## Given instruction
Extract each line of the records below that contains the word "JSON".

## Data provided
........
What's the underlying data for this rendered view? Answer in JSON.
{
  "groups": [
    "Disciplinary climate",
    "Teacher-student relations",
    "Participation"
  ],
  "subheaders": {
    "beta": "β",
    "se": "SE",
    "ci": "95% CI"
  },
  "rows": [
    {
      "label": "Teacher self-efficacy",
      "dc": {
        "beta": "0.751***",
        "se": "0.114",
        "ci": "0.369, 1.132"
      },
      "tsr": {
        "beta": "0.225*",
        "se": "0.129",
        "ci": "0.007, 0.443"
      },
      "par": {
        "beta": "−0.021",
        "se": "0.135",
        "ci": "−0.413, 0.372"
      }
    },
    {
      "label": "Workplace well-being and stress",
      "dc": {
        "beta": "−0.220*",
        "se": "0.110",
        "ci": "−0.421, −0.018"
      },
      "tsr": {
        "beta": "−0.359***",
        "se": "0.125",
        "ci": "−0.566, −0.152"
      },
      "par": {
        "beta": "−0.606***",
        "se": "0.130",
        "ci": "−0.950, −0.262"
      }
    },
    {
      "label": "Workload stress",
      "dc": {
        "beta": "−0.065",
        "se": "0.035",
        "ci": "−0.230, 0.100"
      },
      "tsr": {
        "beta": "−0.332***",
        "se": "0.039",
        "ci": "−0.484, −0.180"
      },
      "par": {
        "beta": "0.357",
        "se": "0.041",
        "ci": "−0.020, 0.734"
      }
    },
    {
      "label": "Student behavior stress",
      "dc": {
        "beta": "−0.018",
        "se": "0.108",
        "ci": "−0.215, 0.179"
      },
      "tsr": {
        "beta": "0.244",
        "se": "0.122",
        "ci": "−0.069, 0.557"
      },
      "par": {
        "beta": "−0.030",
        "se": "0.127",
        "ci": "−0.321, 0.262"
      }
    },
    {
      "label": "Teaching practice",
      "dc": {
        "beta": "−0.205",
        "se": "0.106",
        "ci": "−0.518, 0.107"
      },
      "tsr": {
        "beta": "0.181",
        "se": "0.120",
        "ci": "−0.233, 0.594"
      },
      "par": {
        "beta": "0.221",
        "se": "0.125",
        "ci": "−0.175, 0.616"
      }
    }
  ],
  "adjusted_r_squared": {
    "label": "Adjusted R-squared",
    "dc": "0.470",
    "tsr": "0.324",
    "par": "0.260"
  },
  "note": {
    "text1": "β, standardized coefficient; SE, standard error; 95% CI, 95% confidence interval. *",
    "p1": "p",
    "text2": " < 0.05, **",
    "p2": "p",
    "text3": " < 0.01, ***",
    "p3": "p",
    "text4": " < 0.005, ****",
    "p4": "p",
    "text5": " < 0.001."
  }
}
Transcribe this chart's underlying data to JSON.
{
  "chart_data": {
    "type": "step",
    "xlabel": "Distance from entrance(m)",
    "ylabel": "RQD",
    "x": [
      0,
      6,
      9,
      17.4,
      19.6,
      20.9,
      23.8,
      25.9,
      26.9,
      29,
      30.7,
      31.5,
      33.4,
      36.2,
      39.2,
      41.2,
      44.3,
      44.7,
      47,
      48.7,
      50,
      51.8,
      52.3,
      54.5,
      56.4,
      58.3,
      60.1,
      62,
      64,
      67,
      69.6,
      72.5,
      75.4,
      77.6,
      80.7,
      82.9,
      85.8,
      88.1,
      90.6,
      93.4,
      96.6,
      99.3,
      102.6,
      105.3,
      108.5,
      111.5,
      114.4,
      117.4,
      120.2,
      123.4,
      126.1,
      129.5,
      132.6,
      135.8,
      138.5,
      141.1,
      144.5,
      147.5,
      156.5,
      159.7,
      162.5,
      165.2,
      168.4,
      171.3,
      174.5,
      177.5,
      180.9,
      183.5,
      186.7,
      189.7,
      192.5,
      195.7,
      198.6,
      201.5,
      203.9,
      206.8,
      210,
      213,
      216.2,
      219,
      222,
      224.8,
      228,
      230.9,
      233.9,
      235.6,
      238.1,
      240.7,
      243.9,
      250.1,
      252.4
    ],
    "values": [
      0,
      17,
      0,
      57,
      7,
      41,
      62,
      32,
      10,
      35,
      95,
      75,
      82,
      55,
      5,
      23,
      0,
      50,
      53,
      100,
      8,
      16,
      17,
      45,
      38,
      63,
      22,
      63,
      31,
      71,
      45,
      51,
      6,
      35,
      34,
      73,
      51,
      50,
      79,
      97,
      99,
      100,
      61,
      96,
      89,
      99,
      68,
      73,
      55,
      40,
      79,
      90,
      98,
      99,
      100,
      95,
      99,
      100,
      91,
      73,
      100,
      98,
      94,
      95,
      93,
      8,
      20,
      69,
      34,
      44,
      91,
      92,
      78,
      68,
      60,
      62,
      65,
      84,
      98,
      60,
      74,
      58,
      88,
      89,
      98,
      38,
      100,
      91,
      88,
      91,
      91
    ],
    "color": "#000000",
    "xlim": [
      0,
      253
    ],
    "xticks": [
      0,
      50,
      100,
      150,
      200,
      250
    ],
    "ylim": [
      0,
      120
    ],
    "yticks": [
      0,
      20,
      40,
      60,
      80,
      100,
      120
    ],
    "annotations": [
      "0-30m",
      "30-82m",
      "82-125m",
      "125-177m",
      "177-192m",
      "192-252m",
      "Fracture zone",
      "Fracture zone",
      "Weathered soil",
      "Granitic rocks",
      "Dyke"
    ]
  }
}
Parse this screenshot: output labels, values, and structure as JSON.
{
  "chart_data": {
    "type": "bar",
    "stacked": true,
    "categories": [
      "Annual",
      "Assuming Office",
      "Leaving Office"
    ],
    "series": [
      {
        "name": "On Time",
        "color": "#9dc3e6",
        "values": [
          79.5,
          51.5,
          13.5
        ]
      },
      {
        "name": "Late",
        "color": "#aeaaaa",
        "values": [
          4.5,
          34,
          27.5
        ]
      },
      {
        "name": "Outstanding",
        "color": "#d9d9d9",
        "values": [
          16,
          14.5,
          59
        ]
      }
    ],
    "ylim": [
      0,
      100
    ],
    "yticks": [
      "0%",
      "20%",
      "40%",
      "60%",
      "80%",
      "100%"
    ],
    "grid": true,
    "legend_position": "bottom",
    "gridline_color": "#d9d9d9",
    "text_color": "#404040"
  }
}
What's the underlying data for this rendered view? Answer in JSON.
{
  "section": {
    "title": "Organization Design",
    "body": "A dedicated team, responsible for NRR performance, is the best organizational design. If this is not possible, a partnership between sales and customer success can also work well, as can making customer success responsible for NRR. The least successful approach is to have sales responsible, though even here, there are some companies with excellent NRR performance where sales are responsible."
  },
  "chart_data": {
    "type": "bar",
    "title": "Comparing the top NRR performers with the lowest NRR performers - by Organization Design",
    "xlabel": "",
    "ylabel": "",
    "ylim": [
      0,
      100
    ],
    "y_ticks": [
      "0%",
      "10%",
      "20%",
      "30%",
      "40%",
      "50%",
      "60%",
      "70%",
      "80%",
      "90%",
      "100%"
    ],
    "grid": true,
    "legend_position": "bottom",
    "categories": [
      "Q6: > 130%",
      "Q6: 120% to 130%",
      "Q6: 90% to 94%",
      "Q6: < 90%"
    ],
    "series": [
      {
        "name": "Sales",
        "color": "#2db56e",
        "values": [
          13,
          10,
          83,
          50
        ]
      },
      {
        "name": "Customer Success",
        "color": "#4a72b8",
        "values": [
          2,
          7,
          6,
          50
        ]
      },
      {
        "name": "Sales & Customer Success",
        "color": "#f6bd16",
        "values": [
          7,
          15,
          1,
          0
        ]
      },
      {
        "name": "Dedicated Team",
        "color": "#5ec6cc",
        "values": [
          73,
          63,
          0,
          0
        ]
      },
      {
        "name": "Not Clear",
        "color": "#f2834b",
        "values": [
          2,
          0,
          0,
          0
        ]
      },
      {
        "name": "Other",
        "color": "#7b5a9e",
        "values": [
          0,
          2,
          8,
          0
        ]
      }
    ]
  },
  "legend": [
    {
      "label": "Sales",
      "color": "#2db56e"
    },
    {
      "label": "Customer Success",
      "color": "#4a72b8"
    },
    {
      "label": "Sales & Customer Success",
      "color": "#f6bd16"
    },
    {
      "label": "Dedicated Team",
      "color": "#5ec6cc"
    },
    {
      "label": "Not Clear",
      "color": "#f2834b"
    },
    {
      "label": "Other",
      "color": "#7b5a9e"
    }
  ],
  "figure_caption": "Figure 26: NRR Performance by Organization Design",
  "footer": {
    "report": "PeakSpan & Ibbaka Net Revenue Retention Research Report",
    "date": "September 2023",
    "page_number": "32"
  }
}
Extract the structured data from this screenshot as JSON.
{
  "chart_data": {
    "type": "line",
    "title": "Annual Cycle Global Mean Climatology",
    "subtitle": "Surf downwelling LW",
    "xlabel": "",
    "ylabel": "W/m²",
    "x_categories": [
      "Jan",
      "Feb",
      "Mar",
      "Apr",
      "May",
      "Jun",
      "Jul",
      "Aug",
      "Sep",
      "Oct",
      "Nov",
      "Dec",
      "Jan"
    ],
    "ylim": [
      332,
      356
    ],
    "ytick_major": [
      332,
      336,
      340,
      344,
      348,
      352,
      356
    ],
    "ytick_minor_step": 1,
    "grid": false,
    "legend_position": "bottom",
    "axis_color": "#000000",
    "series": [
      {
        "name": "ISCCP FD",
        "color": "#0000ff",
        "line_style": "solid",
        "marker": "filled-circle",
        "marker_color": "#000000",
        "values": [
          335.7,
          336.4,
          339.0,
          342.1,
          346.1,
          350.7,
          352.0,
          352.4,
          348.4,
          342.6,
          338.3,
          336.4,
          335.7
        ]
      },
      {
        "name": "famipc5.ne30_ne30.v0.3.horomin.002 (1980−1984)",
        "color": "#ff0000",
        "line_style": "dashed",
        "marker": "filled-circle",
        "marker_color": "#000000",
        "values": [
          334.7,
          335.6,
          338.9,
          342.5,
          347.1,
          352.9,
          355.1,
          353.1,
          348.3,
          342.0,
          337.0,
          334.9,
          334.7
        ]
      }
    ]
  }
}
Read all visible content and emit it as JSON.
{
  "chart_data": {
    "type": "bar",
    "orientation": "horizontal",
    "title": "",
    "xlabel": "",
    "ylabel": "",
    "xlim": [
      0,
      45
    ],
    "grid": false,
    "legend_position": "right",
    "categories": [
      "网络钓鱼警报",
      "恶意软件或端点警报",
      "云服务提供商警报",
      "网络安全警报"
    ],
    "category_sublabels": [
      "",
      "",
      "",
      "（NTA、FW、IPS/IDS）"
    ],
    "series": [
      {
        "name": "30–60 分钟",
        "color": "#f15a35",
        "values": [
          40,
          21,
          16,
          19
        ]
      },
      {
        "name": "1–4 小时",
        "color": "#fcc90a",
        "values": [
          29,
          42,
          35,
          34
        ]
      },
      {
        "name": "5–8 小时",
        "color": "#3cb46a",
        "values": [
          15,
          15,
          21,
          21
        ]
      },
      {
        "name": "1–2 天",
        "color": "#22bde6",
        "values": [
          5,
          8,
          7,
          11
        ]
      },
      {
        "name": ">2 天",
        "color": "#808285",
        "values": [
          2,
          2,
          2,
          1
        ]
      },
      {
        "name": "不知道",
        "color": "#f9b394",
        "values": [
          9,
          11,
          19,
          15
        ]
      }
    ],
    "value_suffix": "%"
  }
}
........
## Solution to this exercise
What's the underlying data for this rendered view? Answer in JSON.
Transcribe this chart's underlying data to JSON.
Parse this screenshot: output labels, values, and structure as JSON.
What's the underlying data for this rendered view? Answer in JSON.
Extract the structured data from this screenshot as JSON.
Read all visible content and emit it as JSON.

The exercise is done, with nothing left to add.